● **Set task**:
Look for "structured" in each line of the entries, and return the matching lines.

[Data extracted from a collection]
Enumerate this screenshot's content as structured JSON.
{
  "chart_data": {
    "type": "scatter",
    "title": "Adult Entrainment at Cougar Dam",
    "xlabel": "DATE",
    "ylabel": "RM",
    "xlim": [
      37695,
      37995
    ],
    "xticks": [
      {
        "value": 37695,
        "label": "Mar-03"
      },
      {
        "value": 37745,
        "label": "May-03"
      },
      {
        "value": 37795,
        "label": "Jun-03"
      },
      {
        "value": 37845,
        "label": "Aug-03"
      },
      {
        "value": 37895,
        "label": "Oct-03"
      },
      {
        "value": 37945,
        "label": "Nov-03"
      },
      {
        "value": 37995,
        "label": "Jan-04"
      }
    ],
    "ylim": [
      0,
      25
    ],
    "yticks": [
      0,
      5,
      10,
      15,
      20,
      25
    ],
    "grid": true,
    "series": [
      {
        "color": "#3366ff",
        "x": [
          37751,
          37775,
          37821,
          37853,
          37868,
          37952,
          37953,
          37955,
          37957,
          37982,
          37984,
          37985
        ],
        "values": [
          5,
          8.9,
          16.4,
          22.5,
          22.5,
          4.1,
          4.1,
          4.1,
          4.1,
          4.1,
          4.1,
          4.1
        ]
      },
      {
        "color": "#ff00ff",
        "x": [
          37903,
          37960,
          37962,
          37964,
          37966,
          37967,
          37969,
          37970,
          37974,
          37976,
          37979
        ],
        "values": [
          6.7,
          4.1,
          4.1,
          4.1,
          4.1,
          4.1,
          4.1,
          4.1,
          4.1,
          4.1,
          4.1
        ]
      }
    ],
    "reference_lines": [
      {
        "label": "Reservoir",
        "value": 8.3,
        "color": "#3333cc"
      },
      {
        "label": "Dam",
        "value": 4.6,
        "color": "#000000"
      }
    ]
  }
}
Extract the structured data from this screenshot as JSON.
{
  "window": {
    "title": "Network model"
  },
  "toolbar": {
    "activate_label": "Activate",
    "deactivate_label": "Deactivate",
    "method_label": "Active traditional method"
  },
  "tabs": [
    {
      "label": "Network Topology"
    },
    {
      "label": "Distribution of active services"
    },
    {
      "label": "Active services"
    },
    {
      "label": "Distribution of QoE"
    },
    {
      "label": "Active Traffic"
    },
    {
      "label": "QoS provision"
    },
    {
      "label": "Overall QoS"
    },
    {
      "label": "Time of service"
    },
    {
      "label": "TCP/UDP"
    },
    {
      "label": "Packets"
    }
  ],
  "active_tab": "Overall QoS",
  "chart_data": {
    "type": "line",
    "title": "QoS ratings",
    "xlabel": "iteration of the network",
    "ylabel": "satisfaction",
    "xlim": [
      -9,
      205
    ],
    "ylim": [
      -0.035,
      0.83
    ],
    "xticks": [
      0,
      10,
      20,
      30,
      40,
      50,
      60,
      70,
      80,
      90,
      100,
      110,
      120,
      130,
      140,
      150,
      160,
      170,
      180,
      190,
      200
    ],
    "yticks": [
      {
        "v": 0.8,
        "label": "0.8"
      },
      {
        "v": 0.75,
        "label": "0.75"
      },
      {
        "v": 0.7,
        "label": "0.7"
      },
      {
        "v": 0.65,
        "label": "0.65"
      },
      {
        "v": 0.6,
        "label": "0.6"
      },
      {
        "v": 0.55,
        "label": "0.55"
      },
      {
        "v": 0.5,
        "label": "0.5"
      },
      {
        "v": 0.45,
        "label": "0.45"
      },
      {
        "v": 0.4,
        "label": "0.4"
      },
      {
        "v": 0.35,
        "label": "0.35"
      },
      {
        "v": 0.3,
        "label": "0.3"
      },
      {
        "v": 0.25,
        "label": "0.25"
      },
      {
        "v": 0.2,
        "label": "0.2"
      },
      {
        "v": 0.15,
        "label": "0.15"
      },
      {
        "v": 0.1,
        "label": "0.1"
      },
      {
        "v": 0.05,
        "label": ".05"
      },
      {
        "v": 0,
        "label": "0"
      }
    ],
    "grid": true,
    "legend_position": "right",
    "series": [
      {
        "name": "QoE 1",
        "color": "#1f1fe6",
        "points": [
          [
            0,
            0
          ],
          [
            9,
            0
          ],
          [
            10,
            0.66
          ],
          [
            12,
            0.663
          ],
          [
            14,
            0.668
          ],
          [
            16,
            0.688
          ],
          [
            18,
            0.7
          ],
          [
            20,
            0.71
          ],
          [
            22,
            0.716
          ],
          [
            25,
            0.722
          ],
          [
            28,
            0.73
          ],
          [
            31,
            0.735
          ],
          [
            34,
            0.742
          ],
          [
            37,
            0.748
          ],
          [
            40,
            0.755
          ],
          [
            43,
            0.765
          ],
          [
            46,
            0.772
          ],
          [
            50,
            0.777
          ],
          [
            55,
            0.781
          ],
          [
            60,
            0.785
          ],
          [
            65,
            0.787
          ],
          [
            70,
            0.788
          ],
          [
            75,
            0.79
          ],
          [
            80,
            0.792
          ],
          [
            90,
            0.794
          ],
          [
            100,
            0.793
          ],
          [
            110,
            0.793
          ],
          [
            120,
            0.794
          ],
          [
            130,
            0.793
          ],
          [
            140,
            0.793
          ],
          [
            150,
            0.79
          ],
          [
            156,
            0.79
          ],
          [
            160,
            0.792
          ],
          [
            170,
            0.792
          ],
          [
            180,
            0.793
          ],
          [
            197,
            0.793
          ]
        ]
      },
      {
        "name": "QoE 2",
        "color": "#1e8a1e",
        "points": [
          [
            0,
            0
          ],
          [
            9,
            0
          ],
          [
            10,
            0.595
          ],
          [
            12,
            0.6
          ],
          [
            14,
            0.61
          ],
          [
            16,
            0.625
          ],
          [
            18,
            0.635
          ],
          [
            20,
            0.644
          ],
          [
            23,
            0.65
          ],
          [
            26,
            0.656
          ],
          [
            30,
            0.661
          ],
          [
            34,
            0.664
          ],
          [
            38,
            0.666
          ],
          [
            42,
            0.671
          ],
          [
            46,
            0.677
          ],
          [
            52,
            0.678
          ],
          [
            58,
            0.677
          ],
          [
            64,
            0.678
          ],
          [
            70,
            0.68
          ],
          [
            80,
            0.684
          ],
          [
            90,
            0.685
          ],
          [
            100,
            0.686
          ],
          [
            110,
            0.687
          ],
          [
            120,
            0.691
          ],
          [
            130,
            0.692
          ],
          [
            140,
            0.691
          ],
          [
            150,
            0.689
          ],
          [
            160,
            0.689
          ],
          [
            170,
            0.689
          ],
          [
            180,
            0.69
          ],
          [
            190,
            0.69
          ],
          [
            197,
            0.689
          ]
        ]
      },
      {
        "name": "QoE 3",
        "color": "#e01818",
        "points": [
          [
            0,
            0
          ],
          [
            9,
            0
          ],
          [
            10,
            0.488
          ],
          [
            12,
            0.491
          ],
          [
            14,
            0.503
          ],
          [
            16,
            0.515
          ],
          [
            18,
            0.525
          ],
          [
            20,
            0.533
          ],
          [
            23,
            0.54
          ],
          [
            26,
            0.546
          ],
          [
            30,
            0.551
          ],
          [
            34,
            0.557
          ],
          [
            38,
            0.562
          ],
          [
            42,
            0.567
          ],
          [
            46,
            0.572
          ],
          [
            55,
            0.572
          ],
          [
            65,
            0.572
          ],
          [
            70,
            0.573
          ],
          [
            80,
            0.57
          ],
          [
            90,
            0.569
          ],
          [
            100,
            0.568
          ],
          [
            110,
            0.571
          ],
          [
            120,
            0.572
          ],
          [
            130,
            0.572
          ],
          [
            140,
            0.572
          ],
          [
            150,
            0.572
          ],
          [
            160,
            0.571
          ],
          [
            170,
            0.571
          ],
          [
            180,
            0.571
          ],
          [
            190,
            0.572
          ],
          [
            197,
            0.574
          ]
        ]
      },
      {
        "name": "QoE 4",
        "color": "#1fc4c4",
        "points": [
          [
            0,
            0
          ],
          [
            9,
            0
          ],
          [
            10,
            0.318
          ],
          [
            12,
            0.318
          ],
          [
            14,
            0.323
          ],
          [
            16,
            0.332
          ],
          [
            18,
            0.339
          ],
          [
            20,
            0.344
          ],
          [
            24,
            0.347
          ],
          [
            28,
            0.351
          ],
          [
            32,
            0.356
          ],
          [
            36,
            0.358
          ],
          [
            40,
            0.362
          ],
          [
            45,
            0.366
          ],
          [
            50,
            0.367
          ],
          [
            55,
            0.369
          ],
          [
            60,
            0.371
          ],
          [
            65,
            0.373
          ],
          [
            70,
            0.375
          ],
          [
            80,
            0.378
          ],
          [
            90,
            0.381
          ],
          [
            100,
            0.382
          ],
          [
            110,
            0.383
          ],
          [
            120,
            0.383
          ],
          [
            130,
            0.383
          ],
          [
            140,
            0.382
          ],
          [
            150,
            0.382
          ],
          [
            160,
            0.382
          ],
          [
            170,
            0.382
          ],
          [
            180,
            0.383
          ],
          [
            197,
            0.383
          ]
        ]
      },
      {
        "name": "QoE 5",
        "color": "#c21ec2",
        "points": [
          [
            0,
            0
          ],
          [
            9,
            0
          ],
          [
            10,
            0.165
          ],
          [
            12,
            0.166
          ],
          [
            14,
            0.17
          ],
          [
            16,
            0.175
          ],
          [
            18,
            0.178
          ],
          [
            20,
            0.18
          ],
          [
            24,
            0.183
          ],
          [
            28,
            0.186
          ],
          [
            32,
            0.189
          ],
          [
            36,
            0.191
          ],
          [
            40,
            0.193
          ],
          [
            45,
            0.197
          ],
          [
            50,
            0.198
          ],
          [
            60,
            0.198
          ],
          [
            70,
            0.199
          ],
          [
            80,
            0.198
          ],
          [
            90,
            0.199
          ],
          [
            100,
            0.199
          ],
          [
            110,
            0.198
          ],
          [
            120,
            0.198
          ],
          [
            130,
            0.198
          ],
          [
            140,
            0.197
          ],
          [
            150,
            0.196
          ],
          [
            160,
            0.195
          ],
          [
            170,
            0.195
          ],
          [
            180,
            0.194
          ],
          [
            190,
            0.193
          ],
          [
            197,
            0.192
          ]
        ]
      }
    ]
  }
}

● **Response to the task**:
Enumerate this screenshot's content as structured JSON.
Extract the structured data from this screenshot as JSON.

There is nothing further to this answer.